> **Written task**
Gather all lines in the entries below that include the word "name".

Stored entries
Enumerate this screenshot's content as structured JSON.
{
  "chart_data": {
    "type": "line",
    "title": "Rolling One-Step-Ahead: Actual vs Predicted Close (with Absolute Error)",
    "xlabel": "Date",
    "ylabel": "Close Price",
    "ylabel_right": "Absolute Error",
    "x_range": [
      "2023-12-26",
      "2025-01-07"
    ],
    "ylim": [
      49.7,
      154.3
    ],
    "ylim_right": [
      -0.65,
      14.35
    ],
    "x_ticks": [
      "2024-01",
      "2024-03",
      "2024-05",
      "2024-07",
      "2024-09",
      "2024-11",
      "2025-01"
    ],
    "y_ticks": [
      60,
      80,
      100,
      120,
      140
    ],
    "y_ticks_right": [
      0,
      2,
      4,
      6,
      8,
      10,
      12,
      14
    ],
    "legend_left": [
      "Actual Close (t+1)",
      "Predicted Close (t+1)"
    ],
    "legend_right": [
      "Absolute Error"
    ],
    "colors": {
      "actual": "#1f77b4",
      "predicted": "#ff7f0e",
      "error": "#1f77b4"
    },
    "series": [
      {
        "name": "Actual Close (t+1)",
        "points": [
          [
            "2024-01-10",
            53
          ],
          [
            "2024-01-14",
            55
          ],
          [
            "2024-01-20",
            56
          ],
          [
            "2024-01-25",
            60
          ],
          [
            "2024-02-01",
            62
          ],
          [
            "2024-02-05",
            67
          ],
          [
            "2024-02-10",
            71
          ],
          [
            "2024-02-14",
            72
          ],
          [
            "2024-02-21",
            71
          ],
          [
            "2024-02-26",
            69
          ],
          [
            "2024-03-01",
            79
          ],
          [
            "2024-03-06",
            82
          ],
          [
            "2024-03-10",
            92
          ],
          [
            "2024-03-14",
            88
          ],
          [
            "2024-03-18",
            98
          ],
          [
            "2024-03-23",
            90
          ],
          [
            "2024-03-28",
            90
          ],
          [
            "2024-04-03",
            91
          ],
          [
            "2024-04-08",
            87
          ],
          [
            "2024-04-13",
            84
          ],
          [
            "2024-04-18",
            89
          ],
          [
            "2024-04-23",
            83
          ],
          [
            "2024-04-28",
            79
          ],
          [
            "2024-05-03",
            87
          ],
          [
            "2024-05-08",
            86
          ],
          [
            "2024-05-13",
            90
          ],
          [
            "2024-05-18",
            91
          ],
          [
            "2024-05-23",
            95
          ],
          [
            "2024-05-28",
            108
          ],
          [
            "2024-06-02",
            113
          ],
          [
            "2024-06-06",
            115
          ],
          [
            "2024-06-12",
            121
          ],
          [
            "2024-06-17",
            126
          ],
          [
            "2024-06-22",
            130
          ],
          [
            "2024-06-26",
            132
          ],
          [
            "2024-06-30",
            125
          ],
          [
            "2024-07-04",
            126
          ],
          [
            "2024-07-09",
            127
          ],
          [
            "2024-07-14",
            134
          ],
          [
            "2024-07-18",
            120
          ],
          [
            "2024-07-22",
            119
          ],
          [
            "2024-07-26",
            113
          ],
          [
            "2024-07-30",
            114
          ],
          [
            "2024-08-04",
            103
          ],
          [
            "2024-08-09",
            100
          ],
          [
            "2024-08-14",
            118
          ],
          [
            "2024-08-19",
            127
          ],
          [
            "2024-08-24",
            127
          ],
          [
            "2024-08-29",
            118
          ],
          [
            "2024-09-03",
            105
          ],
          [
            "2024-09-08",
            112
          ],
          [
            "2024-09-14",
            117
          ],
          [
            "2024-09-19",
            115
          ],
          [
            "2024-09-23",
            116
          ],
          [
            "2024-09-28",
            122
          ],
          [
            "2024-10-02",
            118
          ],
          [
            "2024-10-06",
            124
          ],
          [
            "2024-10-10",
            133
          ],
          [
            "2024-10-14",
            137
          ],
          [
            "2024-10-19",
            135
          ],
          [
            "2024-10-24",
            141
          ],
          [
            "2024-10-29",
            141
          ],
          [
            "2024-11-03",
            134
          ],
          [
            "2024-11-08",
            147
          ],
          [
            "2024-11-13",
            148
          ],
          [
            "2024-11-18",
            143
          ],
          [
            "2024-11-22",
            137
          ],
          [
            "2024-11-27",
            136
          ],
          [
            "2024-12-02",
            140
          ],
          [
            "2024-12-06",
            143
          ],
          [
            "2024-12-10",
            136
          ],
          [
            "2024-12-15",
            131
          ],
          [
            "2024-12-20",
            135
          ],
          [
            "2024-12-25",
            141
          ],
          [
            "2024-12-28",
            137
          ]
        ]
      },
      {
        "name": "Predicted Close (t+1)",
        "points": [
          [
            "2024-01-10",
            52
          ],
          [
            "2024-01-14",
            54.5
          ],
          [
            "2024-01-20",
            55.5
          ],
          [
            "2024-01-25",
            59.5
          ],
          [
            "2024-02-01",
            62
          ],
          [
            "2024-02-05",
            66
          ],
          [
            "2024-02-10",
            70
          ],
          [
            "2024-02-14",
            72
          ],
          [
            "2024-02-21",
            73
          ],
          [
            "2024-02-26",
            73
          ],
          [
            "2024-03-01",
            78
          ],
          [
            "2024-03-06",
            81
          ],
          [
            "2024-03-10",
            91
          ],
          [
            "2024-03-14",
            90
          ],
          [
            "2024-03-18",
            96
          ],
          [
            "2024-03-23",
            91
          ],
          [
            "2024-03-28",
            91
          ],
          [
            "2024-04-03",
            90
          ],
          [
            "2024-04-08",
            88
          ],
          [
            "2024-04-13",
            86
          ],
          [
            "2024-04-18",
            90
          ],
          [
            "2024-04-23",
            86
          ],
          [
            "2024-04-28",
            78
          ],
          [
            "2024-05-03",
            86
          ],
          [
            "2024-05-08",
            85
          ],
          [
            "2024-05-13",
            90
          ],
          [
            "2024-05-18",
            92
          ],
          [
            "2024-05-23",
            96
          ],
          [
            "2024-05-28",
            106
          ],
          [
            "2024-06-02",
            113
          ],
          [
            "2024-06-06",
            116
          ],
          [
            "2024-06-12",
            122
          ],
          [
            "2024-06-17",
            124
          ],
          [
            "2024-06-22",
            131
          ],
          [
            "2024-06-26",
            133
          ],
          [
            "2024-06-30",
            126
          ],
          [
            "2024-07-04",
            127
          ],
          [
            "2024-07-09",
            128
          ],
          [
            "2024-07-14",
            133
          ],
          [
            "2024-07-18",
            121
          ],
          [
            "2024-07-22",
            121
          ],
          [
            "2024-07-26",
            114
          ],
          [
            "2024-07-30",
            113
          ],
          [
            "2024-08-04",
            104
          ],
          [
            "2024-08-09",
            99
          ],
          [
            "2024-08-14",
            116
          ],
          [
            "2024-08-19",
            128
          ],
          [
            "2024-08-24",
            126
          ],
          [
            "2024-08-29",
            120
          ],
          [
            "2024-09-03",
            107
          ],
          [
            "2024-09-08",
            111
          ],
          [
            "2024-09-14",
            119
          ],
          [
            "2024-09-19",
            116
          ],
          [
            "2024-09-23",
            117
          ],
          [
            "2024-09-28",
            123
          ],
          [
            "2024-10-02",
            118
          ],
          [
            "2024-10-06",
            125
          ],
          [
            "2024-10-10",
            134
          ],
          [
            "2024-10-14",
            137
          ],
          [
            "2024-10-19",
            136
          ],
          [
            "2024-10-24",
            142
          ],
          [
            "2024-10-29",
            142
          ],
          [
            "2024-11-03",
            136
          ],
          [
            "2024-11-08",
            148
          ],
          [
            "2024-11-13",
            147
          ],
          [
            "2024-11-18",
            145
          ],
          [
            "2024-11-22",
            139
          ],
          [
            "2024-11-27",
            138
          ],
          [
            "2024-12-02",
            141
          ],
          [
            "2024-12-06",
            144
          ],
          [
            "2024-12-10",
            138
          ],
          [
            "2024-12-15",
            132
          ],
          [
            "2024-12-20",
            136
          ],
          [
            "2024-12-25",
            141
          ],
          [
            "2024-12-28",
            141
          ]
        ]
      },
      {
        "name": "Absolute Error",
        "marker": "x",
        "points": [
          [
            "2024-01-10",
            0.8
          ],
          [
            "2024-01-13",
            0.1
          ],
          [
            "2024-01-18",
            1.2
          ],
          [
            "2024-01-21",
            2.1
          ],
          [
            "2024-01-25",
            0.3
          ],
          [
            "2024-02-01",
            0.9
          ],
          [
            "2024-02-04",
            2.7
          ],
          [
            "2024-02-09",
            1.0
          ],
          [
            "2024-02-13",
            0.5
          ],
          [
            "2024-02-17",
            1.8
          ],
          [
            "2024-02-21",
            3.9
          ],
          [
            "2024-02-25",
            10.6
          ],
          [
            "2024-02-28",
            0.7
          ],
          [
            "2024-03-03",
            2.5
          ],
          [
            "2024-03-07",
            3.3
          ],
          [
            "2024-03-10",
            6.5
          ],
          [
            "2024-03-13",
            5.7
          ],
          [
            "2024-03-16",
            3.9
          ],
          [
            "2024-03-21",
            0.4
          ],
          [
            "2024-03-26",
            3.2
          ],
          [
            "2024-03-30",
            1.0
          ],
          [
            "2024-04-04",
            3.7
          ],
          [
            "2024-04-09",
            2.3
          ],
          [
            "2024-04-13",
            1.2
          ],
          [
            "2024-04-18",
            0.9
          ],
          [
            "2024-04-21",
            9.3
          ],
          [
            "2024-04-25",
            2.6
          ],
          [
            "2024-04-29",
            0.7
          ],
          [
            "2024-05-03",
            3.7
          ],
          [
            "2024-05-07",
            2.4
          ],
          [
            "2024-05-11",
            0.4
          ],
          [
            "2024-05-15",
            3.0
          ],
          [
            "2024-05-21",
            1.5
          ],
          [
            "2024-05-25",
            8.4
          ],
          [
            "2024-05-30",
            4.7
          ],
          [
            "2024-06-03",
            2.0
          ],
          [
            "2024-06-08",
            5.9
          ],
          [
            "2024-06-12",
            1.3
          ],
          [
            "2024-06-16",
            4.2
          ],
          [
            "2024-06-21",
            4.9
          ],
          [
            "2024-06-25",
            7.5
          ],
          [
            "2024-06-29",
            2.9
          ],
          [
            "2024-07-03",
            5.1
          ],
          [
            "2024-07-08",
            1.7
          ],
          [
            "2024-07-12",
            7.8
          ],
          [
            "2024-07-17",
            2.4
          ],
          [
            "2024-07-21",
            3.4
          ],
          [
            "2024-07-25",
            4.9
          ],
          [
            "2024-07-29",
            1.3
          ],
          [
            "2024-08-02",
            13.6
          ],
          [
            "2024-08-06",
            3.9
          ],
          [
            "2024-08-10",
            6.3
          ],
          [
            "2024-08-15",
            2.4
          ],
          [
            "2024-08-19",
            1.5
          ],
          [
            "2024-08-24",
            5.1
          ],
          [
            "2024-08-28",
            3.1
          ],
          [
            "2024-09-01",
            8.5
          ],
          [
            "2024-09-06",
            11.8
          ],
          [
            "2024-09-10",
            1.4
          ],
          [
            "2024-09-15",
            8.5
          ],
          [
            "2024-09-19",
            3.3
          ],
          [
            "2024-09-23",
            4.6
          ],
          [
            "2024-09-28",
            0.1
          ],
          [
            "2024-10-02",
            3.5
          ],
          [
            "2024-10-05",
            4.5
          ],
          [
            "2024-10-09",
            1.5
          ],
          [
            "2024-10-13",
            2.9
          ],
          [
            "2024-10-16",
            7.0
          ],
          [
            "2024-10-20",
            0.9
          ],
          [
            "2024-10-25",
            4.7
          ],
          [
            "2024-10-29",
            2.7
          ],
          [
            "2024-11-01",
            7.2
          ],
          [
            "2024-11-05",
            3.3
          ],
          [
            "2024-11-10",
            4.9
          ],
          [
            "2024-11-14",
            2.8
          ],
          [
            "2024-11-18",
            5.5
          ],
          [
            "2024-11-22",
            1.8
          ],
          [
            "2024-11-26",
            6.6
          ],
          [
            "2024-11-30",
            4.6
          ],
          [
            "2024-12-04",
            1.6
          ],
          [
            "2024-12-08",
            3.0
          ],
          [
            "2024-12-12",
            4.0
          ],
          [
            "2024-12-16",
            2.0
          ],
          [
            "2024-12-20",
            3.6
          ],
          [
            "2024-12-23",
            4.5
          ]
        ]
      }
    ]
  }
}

> **Task response**
        "name": "Actual Close (t+1)",
        "name": "Predicted Close (t+1)",
        "name": "Absolute Error",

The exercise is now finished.